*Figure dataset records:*
##############################

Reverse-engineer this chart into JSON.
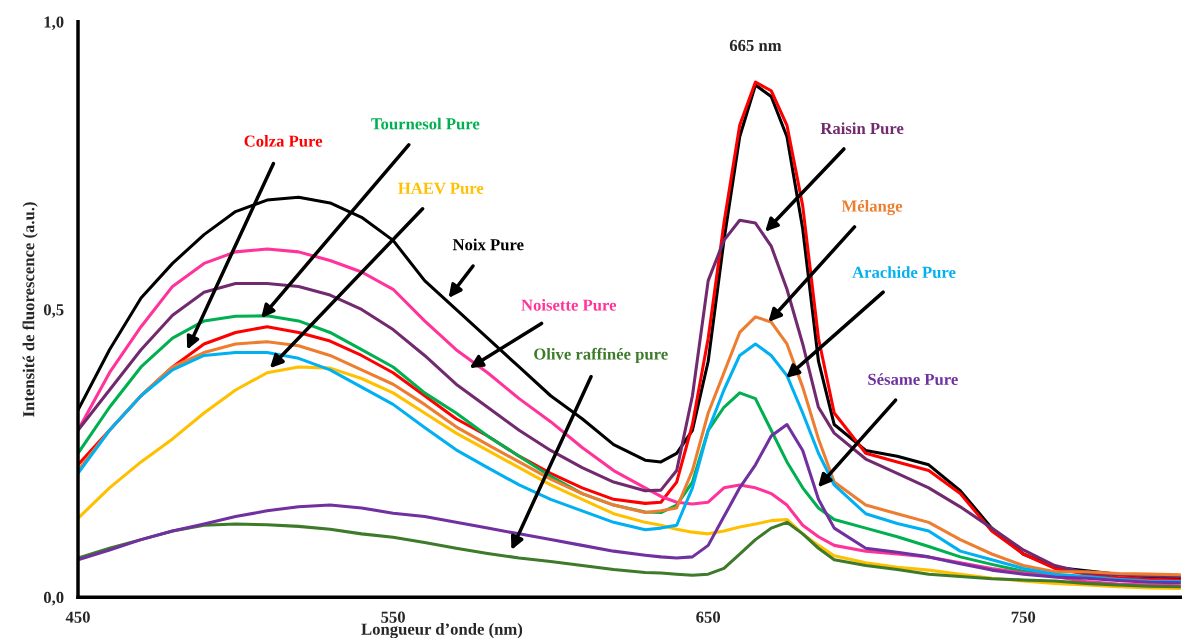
{
  "chart_data": {
    "type": "line",
    "xlabel": "Longueur d’onde (nm)",
    "ylabel": "Intensité de fluorescence (a.u.)",
    "x": [
      450,
      460,
      470,
      480,
      490,
      500,
      510,
      520,
      530,
      540,
      550,
      560,
      570,
      580,
      590,
      600,
      610,
      620,
      630,
      635,
      640,
      645,
      650,
      655,
      660,
      665,
      670,
      675,
      680,
      685,
      690,
      700,
      710,
      720,
      730,
      740,
      750,
      760,
      770,
      780,
      790,
      800
    ],
    "series": [
      {
        "name": "Noix Pure",
        "color": "#000000",
        "values": [
          0.325,
          0.43,
          0.52,
          0.58,
          0.63,
          0.67,
          0.69,
          0.695,
          0.685,
          0.66,
          0.62,
          0.55,
          0.5,
          0.45,
          0.4,
          0.35,
          0.31,
          0.265,
          0.238,
          0.235,
          0.25,
          0.29,
          0.41,
          0.62,
          0.8,
          0.89,
          0.87,
          0.8,
          0.64,
          0.41,
          0.3,
          0.255,
          0.245,
          0.23,
          0.185,
          0.12,
          0.075,
          0.052,
          0.046,
          0.04,
          0.035,
          0.033
        ]
      },
      {
        "name": "Colza Pure",
        "color": "#ff0000",
        "values": [
          0.23,
          0.29,
          0.35,
          0.4,
          0.44,
          0.46,
          0.47,
          0.46,
          0.445,
          0.42,
          0.39,
          0.35,
          0.31,
          0.28,
          0.245,
          0.215,
          0.19,
          0.17,
          0.163,
          0.165,
          0.2,
          0.3,
          0.45,
          0.65,
          0.82,
          0.895,
          0.88,
          0.82,
          0.68,
          0.45,
          0.32,
          0.25,
          0.235,
          0.22,
          0.18,
          0.115,
          0.075,
          0.05,
          0.04,
          0.034,
          0.031,
          0.03
        ]
      },
      {
        "name": "Tournesol Pure",
        "color": "#00b050",
        "values": [
          0.25,
          0.33,
          0.4,
          0.45,
          0.48,
          0.488,
          0.489,
          0.48,
          0.46,
          0.43,
          0.4,
          0.355,
          0.32,
          0.28,
          0.245,
          0.21,
          0.18,
          0.16,
          0.148,
          0.147,
          0.16,
          0.2,
          0.29,
          0.33,
          0.355,
          0.345,
          0.29,
          0.235,
          0.19,
          0.155,
          0.135,
          0.12,
          0.105,
          0.088,
          0.07,
          0.057,
          0.045,
          0.037,
          null,
          null,
          null,
          null
        ]
      },
      {
        "name": "HAEV Pure",
        "color": "#ffc000",
        "values": [
          0.137,
          0.19,
          0.235,
          0.275,
          0.32,
          0.36,
          0.39,
          0.4,
          0.398,
          0.38,
          0.355,
          0.32,
          0.285,
          0.255,
          0.225,
          0.195,
          0.17,
          0.145,
          0.13,
          0.125,
          0.118,
          0.113,
          0.11,
          0.115,
          0.122,
          0.127,
          0.133,
          0.135,
          0.11,
          0.09,
          0.072,
          0.06,
          0.052,
          0.047,
          0.04,
          0.033,
          0.028,
          0.024,
          0.021,
          0.018,
          0.016,
          0.015
        ]
      },
      {
        "name": "Noisette Pure",
        "color": "#ff3399",
        "values": [
          0.29,
          0.39,
          0.47,
          0.54,
          0.58,
          0.6,
          0.605,
          0.6,
          0.585,
          0.565,
          0.535,
          0.48,
          0.43,
          0.39,
          0.345,
          0.305,
          0.26,
          0.22,
          0.19,
          0.175,
          0.165,
          0.162,
          0.165,
          0.19,
          0.195,
          0.19,
          0.18,
          0.16,
          0.125,
          0.105,
          0.09,
          0.08,
          0.075,
          0.07,
          0.06,
          0.05,
          0.042,
          0.036,
          0.027,
          0.023,
          0.021,
          0.02
        ]
      },
      {
        "name": "Olive raffinée pure",
        "color": "#3d7a2a",
        "values": [
          0.068,
          0.085,
          0.1,
          0.115,
          0.125,
          0.127,
          0.126,
          0.123,
          0.118,
          0.11,
          0.104,
          0.095,
          0.085,
          0.076,
          0.068,
          0.062,
          0.055,
          0.048,
          0.043,
          0.042,
          0.04,
          0.038,
          0.04,
          0.05,
          0.075,
          0.1,
          0.12,
          0.13,
          0.11,
          0.085,
          0.065,
          0.055,
          0.048,
          0.04,
          0.036,
          0.032,
          0.03,
          0.028,
          0.024,
          0.021,
          0.019,
          0.018
        ]
      },
      {
        "name": "Raisin Pure",
        "color": "#722a6f",
        "values": [
          0.29,
          0.36,
          0.43,
          0.49,
          0.53,
          0.545,
          0.545,
          0.54,
          0.525,
          0.5,
          0.465,
          0.42,
          0.37,
          0.33,
          0.29,
          0.255,
          0.225,
          0.2,
          0.185,
          0.186,
          0.22,
          0.35,
          0.55,
          0.62,
          0.655,
          0.65,
          0.61,
          0.535,
          0.44,
          0.33,
          0.285,
          0.24,
          0.215,
          0.19,
          0.157,
          0.12,
          0.082,
          0.055,
          0.042,
          0.039,
          0.037,
          0.036
        ]
      },
      {
        "name": "Mélange",
        "color": "#ed7d31",
        "values": [
          0.22,
          0.29,
          0.35,
          0.4,
          0.425,
          0.44,
          0.444,
          0.437,
          0.42,
          0.395,
          0.37,
          0.335,
          0.296,
          0.265,
          0.235,
          0.205,
          0.18,
          0.16,
          0.147,
          0.15,
          0.155,
          0.22,
          0.32,
          0.39,
          0.46,
          0.487,
          0.478,
          0.44,
          0.365,
          0.275,
          0.2,
          0.16,
          0.145,
          0.13,
          0.1,
          0.075,
          0.055,
          0.044,
          0.044,
          0.041,
          0.04,
          0.039
        ]
      },
      {
        "name": "Arachide Pure",
        "color": "#00b0f0",
        "values": [
          0.215,
          0.29,
          0.35,
          0.395,
          0.42,
          0.425,
          0.425,
          0.415,
          0.395,
          0.365,
          0.335,
          0.295,
          0.256,
          0.225,
          0.195,
          0.17,
          0.15,
          0.13,
          0.117,
          0.12,
          0.125,
          0.19,
          0.29,
          0.36,
          0.42,
          0.44,
          0.42,
          0.385,
          0.32,
          0.25,
          0.195,
          0.145,
          0.128,
          0.115,
          0.08,
          0.065,
          0.05,
          0.04,
          0.036,
          0.031,
          0.028,
          0.027
        ]
      },
      {
        "name": "Sésame Pure",
        "color": "#7030a0",
        "values": [
          0.065,
          0.082,
          0.1,
          0.115,
          0.127,
          0.14,
          0.15,
          0.157,
          0.16,
          0.155,
          0.146,
          0.14,
          0.13,
          0.12,
          0.11,
          0.1,
          0.09,
          0.08,
          0.073,
          0.07,
          0.068,
          0.07,
          0.09,
          0.14,
          0.19,
          0.23,
          0.28,
          0.3,
          0.255,
          0.17,
          0.12,
          0.085,
          0.078,
          0.07,
          0.058,
          0.047,
          0.04,
          0.035,
          0.033,
          0.029,
          0.026,
          0.025
        ]
      }
    ],
    "annotations": [
      {
        "text": "665 nm",
        "x": 665,
        "y": 0.89
      }
    ],
    "xlim": [
      450,
      800
    ],
    "ylim": [
      0,
      1
    ],
    "xticks": [
      450,
      550,
      650,
      750
    ],
    "yticks": [
      {
        "value": 0,
        "label": "0,0"
      },
      {
        "value": 0.5,
        "label": "0,5"
      },
      {
        "value": 1,
        "label": "1,0"
      }
    ],
    "line_style": "solid"
  }
}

##############################

Each record above must be returned exactly as written, with its pictures omitted.

*THE RESPONSE:*
Reverse-engineer this chart into JSON.
{
  "chart_data": {
    "type": "line",
    "xlabel": "Longueur d’onde (nm)",
    "ylabel": "Intensité de fluorescence (a.u.)",
    "x": [
      450,
      460,
      470,
      480,
      490,
      500,
      510,
      520,
      530,
      540,
      550,
      560,
      570,
      580,
      590,
      600,
      610,
      620,
      630,
      635,
      640,
      645,
      650,
      655,
      660,
      665,
      670,
      675,
      680,
      685,
      690,
      700,
      710,
      720,
      730,
      740,
      750,
      760,
      770,
      780,
      790,
      800
    ],
    "series": [
      {
        "name": "Noix Pure",
        "color": "#000000",
        "values": [
          0.325,
          0.43,
          0.52,
          0.58,
          0.63,
          0.67,
          0.69,
          0.695,
          0.685,
          0.66,
          0.62,
          0.55,
          0.5,
          0.45,
          0.4,
          0.35,
          0.31,
          0.265,
          0.238,
          0.235,
          0.25,
          0.29,
          0.41,
          0.62,
          0.8,
          0.89,
          0.87,
          0.8,
          0.64,
          0.41,
          0.3,
          0.255,
          0.245,
          0.23,
          0.185,
          0.12,
          0.075,
          0.052,
          0.046,
          0.04,
          0.035,
          0.033
        ]
      },
      {
        "name": "Colza Pure",
        "color": "#ff0000",
        "values": [
          0.23,
          0.29,
          0.35,
          0.4,
          0.44,
          0.46,
          0.47,
          0.46,
          0.445,
          0.42,
          0.39,
          0.35,
          0.31,
          0.28,
          0.245,
          0.215,
          0.19,
          0.17,
          0.163,
          0.165,
          0.2,
          0.3,
          0.45,
          0.65,
          0.82,
          0.895,
          0.88,
          0.82,
          0.68,
          0.45,
          0.32,
          0.25,
          0.235,
          0.22,
          0.18,
          0.115,
          0.075,
          0.05,
          0.04,
          0.034,
          0.031,
          0.03
        ]
      },
      {
        "name": "Tournesol Pure",
        "color": "#00b050",
        "values": [
          0.25,
          0.33,
          0.4,
          0.45,
          0.48,
          0.488,
          0.489,
          0.48,
          0.46,
          0.43,
          0.4,
          0.355,
          0.32,
          0.28,
          0.245,
          0.21,
          0.18,
          0.16,
          0.148,
          0.147,
          0.16,
          0.2,
          0.29,
          0.33,
          0.355,
          0.345,
          0.29,
          0.235,
          0.19,
          0.155,
          0.135,
          0.12,
          0.105,
          0.088,
          0.07,
          0.057,
          0.045,
          0.037,
          null,
          null,
          null,
          null
        ]
      },
      {
        "name": "HAEV Pure",
        "color": "#ffc000",
        "values": [
          0.137,
          0.19,
          0.235,
          0.275,
          0.32,
          0.36,
          0.39,
          0.4,
          0.398,
          0.38,
          0.355,
          0.32,
          0.285,
          0.255,
          0.225,
          0.195,
          0.17,
          0.145,
          0.13,
          0.125,
          0.118,
          0.113,
          0.11,
          0.115,
          0.122,
          0.127,
          0.133,
          0.135,
          0.11,
          0.09,
          0.072,
          0.06,
          0.052,
          0.047,
          0.04,
          0.033,
          0.028,
          0.024,
          0.021,
          0.018,
          0.016,
          0.015
        ]
      },
      {
        "name": "Noisette Pure",
        "color": "#ff3399",
        "values": [
          0.29,
          0.39,
          0.47,
          0.54,
          0.58,
          0.6,
          0.605,
          0.6,
          0.585,
          0.565,
          0.535,
          0.48,
          0.43,
          0.39,
          0.345,
          0.305,
          0.26,
          0.22,
          0.19,
          0.175,
          0.165,
          0.162,
          0.165,
          0.19,
          0.195,
          0.19,
          0.18,
          0.16,
          0.125,
          0.105,
          0.09,
          0.08,
          0.075,
          0.07,
          0.06,
          0.05,
          0.042,
          0.036,
          0.027,
          0.023,
          0.021,
          0.02
        ]
      },
      {
        "name": "Olive raffinée pure",
        "color": "#3d7a2a",
        "values": [
          0.068,
          0.085,
          0.1,
          0.115,
          0.125,
          0.127,
          0.126,
          0.123,
          0.118,
          0.11,
          0.104,
          0.095,
          0.085,
          0.076,
          0.068,
          0.062,
          0.055,
          0.048,
          0.043,
          0.042,
          0.04,
          0.038,
          0.04,
          0.05,
          0.075,
          0.1,
          0.12,
          0.13,
          0.11,
          0.085,
          0.065,
          0.055,
          0.048,
          0.04,
          0.036,
          0.032,
          0.03,
          0.028,
          0.024,
          0.021,
          0.019,
          0.018
        ]
      },
      {
        "name": "Raisin Pure",
        "color": "#722a6f",
        "values": [
          0.29,
          0.36,
          0.43,
          0.49,
          0.53,
          0.545,
          0.545,
          0.54,
          0.525,
          0.5,
          0.465,
          0.42,
          0.37,
          0.33,
          0.29,
          0.255,
          0.225,
          0.2,
          0.185,
          0.186,
          0.22,
          0.35,
          0.55,
          0.62,
          0.655,
          0.65,
          0.61,
          0.535,
          0.44,
          0.33,
          0.285,
          0.24,
          0.215,
          0.19,
          0.157,
          0.12,
          0.082,
          0.055,
          0.042,
          0.039,
          0.037,
          0.036
        ]
      },
      {
        "name": "Mélange",
        "color": "#ed7d31",
        "values": [
          0.22,
          0.29,
          0.35,
          0.4,
          0.425,
          0.44,
          0.444,
          0.437,
          0.42,
          0.395,
          0.37,
          0.335,
          0.296,
          0.265,
          0.235,
          0.205,
          0.18,
          0.16,
          0.147,
          0.15,
          0.155,
          0.22,
          0.32,
          0.39,
          0.46,
          0.487,
          0.478,
          0.44,
          0.365,
          0.275,
          0.2,
          0.16,
          0.145,
          0.13,
          0.1,
          0.075,
          0.055,
          0.044,
          0.044,
          0.041,
          0.04,
          0.039
        ]
      },
      {
        "name": "Arachide Pure",
        "color": "#00b0f0",
        "values": [
          0.215,
          0.29,
          0.35,
          0.395,
          0.42,
          0.425,
          0.425,
          0.415,
          0.395,
          0.365,
          0.335,
          0.295,
          0.256,
          0.225,
          0.195,
          0.17,
          0.15,
          0.13,
          0.117,
          0.12,
          0.125,
          0.19,
          0.29,
          0.36,
          0.42,
          0.44,
          0.42,
          0.385,
          0.32,
          0.25,
          0.195,
          0.145,
          0.128,
          0.115,
          0.08,
          0.065,
          0.05,
          0.04,
          0.036,
          0.031,
          0.028,
          0.027
        ]
      },
      {
        "name": "Sésame Pure",
        "color": "#7030a0",
        "values": [
          0.065,
          0.082,
          0.1,
          0.115,
          0.127,
          0.14,
          0.15,
          0.157,
          0.16,
          0.155,
          0.146,
          0.14,
          0.13,
          0.12,
          0.11,
          0.1,
          0.09,
          0.08,
          0.073,
          0.07,
          0.068,
          0.07,
          0.09,
          0.14,
          0.19,
          0.23,
          0.28,
          0.3,
          0.255,
          0.17,
          0.12,
          0.085,
          0.078,
          0.07,
          0.058,
          0.047,
          0.04,
          0.035,
          0.033,
          0.029,
          0.026,
          0.025
        ]
      }
    ],
    "annotations": [
      {
        "text": "665 nm",
        "x": 665,
        "y": 0.89
      }
    ],
    "xlim": [
      450,
      800
    ],
    "ylim": [
      0,
      1
    ],
    "xticks": [
      450,
      550,
      650,
      750
    ],
    "yticks": [
      {
        "value": 0,
        "label": "0,0"
      },
      {
        "value": 0.5,
        "label": "0,5"
      },
      {
        "value": 1,
        "label": "1,0"
      }
    ],
    "line_style": "solid"
  }
}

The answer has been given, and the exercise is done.